>> begin Given data

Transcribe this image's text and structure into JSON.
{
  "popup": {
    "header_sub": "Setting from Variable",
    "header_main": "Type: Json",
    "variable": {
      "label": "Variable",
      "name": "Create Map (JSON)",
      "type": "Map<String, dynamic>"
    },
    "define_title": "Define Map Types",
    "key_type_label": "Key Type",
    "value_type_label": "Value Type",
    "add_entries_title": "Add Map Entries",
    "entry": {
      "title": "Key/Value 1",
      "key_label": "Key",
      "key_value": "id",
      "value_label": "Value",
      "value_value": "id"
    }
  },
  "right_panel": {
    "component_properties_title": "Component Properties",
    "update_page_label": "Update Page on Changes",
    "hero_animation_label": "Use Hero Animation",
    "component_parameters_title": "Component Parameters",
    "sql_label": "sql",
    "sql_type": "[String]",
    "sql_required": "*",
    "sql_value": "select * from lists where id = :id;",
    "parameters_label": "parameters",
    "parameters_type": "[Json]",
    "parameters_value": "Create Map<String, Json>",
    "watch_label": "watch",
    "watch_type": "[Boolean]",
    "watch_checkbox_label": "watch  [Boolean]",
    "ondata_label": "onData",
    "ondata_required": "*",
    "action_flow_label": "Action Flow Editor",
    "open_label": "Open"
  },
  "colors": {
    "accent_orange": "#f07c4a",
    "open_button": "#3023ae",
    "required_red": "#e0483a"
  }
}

>> end Given data

*Directive:*
Show all lines in the entries above where the string "Create" appears.

*Answer to the task:*
      "name": "Create Map (JSON)",
    "parameters_value": "Create Map<String, Json>",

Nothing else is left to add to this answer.